## PROBLEM REQUIREMENTS
Output the records exactly, with no line skipped.

[Page records with their text]

====

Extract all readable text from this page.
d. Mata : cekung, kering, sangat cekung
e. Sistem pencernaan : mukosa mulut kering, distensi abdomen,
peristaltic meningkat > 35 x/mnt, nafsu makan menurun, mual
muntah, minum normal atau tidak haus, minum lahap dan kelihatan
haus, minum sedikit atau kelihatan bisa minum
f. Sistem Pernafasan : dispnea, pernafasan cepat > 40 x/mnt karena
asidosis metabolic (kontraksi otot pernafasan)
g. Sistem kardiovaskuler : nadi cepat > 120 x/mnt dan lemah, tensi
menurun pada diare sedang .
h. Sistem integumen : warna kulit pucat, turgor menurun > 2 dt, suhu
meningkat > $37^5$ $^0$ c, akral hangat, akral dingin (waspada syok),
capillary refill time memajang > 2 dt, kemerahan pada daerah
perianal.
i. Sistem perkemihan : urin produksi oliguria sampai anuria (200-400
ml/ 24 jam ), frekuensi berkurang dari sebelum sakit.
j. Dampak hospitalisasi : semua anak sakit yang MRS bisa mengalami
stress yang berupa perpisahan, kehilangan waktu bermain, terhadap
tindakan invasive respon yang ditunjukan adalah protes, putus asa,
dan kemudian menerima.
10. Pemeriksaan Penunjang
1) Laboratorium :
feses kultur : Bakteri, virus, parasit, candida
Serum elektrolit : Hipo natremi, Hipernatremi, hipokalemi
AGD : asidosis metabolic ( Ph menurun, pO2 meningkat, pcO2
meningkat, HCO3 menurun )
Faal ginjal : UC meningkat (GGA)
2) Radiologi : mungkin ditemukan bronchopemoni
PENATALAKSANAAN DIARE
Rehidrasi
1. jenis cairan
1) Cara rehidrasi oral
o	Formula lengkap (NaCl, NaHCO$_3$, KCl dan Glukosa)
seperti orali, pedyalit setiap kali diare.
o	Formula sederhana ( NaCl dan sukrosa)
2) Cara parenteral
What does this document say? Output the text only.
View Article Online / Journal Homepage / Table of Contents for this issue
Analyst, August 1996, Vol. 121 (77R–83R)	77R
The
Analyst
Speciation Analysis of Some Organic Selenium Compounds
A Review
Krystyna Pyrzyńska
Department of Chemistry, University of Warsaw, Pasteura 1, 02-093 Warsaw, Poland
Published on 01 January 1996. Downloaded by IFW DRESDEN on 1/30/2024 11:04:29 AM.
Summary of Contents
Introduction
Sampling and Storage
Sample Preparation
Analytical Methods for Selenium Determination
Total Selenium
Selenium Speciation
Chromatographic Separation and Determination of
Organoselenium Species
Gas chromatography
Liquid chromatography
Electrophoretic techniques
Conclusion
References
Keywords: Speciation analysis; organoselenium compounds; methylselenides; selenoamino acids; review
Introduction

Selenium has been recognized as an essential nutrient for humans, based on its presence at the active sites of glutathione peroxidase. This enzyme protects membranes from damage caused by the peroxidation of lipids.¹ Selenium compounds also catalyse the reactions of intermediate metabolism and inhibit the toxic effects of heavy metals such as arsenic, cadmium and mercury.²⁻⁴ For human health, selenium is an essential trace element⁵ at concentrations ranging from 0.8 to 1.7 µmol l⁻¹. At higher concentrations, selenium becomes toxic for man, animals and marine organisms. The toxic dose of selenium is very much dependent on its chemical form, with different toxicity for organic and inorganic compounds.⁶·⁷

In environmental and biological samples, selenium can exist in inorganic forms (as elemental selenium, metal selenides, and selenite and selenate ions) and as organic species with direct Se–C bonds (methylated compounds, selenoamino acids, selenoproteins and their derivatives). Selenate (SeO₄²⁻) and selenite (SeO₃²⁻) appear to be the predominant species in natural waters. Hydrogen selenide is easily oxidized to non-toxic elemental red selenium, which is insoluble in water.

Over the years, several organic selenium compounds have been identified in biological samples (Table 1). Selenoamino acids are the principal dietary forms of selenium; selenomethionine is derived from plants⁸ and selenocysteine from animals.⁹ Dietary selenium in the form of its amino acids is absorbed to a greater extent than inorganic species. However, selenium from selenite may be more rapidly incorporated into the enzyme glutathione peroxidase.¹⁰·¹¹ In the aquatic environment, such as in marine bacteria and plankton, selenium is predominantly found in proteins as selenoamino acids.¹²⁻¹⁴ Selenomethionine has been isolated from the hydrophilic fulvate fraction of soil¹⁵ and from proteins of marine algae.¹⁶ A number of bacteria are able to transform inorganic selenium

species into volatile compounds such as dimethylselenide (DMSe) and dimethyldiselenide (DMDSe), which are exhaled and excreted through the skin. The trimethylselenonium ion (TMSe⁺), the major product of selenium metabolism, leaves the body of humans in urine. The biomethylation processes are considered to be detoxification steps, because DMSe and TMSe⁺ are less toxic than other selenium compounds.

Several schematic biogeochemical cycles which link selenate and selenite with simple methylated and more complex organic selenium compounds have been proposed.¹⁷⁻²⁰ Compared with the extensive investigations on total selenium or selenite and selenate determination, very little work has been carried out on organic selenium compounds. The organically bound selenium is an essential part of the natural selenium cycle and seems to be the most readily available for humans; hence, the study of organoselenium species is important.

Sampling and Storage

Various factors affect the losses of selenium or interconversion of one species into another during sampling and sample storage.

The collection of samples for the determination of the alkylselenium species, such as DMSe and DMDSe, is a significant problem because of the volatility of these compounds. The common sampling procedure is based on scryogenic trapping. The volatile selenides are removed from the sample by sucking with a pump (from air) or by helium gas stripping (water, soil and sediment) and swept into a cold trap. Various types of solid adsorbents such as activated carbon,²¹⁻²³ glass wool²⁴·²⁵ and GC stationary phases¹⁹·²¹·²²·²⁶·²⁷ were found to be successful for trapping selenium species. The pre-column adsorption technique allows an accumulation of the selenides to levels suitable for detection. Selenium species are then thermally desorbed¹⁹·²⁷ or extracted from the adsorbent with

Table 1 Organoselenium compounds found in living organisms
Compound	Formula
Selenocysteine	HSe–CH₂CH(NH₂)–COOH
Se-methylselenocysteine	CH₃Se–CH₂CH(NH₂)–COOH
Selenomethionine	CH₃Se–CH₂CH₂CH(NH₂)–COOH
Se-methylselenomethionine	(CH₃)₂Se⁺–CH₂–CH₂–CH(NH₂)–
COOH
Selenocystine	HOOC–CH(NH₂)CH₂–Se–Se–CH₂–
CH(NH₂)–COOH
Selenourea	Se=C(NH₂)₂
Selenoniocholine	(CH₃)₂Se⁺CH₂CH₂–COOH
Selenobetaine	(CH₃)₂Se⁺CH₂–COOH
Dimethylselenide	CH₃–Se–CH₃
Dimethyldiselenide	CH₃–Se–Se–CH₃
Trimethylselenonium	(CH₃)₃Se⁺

====

## WRITTEN ANSWER
Extract all readable text from this page.
d. Mata : cekung, kering, sangat cekung
e. Sistem pencernaan : mukosa mulut kering, distensi abdomen,
peristaltic meningkat > 35 x/mnt, nafsu makan menurun, mual
muntah, minum normal atau tidak haus, minum lahap dan kelihatan
haus, minum sedikit atau kelihatan bisa minum
f. Sistem Pernafasan : dispnea, pernafasan cepat > 40 x/mnt karena
asidosis metabolic (kontraksi otot pernafasan)
g. Sistem kardiovaskuler : nadi cepat > 120 x/mnt dan lemah, tensi
menurun pada diare sedang .
h. Sistem integumen : warna kulit pucat, turgor menurun > 2 dt, suhu
meningkat > $37^5$ $^0$ c, akral hangat, akral dingin (waspada syok),
capillary refill time memajang > 2 dt, kemerahan pada daerah
perianal.
i. Sistem perkemihan : urin produksi oliguria sampai anuria (200-400
ml/ 24 jam ), frekuensi berkurang dari sebelum sakit.
j. Dampak hospitalisasi : semua anak sakit yang MRS bisa mengalami
stress yang berupa perpisahan, kehilangan waktu bermain, terhadap
tindakan invasive respon yang ditunjukan adalah protes, putus asa,
dan kemudian menerima.
10. Pemeriksaan Penunjang
1) Laboratorium :
feses kultur : Bakteri, virus, parasit, candida
Serum elektrolit : Hipo natremi, Hipernatremi, hipokalemi
AGD : asidosis metabolic ( Ph menurun, pO2 meningkat, pcO2
meningkat, HCO3 menurun )
Faal ginjal : UC meningkat (GGA)
2) Radiologi : mungkin ditemukan bronchopemoni
PENATALAKSANAAN DIARE
Rehidrasi
1. jenis cairan
1) Cara rehidrasi oral
o	Formula lengkap (NaCl, NaHCO$_3$, KCl dan Glukosa)
seperti orali, pedyalit setiap kali diare.
o	Formula sederhana ( NaCl dan sukrosa)
2) Cara parenteral
What does this document say? Output the text only.
View Article Online / Journal Homepage / Table of Contents for this issue
Analyst, August 1996, Vol. 121 (77R–83R)	77R
The
Analyst
Speciation Analysis of Some Organic Selenium Compounds
A Review
Krystyna Pyrzyńska
Department of Chemistry, University of Warsaw, Pasteura 1, 02-093 Warsaw, Poland
Published on 01 January 1996. Downloaded by IFW DRESDEN on 1/30/2024 11:04:29 AM.
Summary of Contents
Introduction
Sampling and Storage
Sample Preparation
Analytical Methods for Selenium Determination
Total Selenium
Selenium Speciation
Chromatographic Separation and Determination of
Organoselenium Species
Gas chromatography
Liquid chromatography
Electrophoretic techniques
Conclusion
References
Keywords: Speciation analysis; organoselenium compounds; methylselenides; selenoamino acids; review
Introduction

Selenium has been recognized as an essential nutrient for humans, based on its presence at the active sites of glutathione peroxidase. This enzyme protects membranes from damage caused by the peroxidation of lipids.¹ Selenium compounds also catalyse the reactions of intermediate metabolism and inhibit the toxic effects of heavy metals such as arsenic, cadmium and mercury.²⁻⁴ For human health, selenium is an essential trace element⁵ at concentrations ranging from 0.8 to 1.7 µmol l⁻¹. At higher concentrations, selenium becomes toxic for man, animals and marine organisms. The toxic dose of selenium is very much dependent on its chemical form, with different toxicity for organic and inorganic compounds.⁶·⁷

In environmental and biological samples, selenium can exist in inorganic forms (as elemental selenium, metal selenides, and selenite and selenate ions) and as organic species with direct Se–C bonds (methylated compounds, selenoamino acids, selenoproteins and their derivatives). Selenate (SeO₄²⁻) and selenite (SeO₃²⁻) appear to be the predominant species in natural waters. Hydrogen selenide is easily oxidized to non-toxic elemental red selenium, which is insoluble in water.

Over the years, several organic selenium compounds have been identified in biological samples (Table 1). Selenoamino acids are the principal dietary forms of selenium; selenomethionine is derived from plants⁸ and selenocysteine from animals.⁹ Dietary selenium in the form of its amino acids is absorbed to a greater extent than inorganic species. However, selenium from selenite may be more rapidly incorporated into the enzyme glutathione peroxidase.¹⁰·¹¹ In the aquatic environment, such as in marine bacteria and plankton, selenium is predominantly found in proteins as selenoamino acids.¹²⁻¹⁴ Selenomethionine has been isolated from the hydrophilic fulvate fraction of soil¹⁵ and from proteins of marine algae.¹⁶ A number of bacteria are able to transform inorganic selenium

species into volatile compounds such as dimethylselenide (DMSe) and dimethyldiselenide (DMDSe), which are exhaled and excreted through the skin. The trimethylselenonium ion (TMSe⁺), the major product of selenium metabolism, leaves the body of humans in urine. The biomethylation processes are considered to be detoxification steps, because DMSe and TMSe⁺ are less toxic than other selenium compounds.

Several schematic biogeochemical cycles which link selenate and selenite with simple methylated and more complex organic selenium compounds have been proposed.¹⁷⁻²⁰ Compared with the extensive investigations on total selenium or selenite and selenate determination, very little work has been carried out on organic selenium compounds. The organically bound selenium is an essential part of the natural selenium cycle and seems to be the most readily available for humans; hence, the study of organoselenium species is important.

Sampling and Storage

Various factors affect the losses of selenium or interconversion of one species into another during sampling and sample storage.

The collection of samples for the determination of the alkylselenium species, such as DMSe and DMDSe, is a significant problem because of the volatility of these compounds. The common sampling procedure is based on scryogenic trapping. The volatile selenides are removed from the sample by sucking with a pump (from air) or by helium gas stripping (water, soil and sediment) and swept into a cold trap. Various types of solid adsorbents such as activated carbon,²¹⁻²³ glass wool²⁴·²⁵ and GC stationary phases¹⁹·²¹·²²·²⁶·²⁷ were found to be successful for trapping selenium species. The pre-column adsorption technique allows an accumulation of the selenides to levels suitable for detection. Selenium species are then thermally desorbed¹⁹·²⁷ or extracted from the adsorbent with

Table 1 Organoselenium compounds found in living organisms
Compound	Formula
Selenocysteine	HSe–CH₂CH(NH₂)–COOH
Se-methylselenocysteine	CH₃Se–CH₂CH(NH₂)–COOH
Selenomethionine	CH₃Se–CH₂CH₂CH(NH₂)–COOH
Se-methylselenomethionine	(CH₃)₂Se⁺–CH₂–CH₂–CH(NH₂)–
COOH
Selenocystine	HOOC–CH(NH₂)CH₂–Se–Se–CH₂–
CH(NH₂)–COOH
Selenourea	Se=C(NH₂)₂
Selenoniocholine	(CH₃)₂Se⁺CH₂CH₂–COOH
Selenobetaine	(CH₃)₂Se⁺CH₂–COOH
Dimethylselenide	CH₃–Se–CH₃
Dimethyldiselenide	CH₃–Se–Se–CH₃
Trimethylselenonium	(CH₃)₃Se⁺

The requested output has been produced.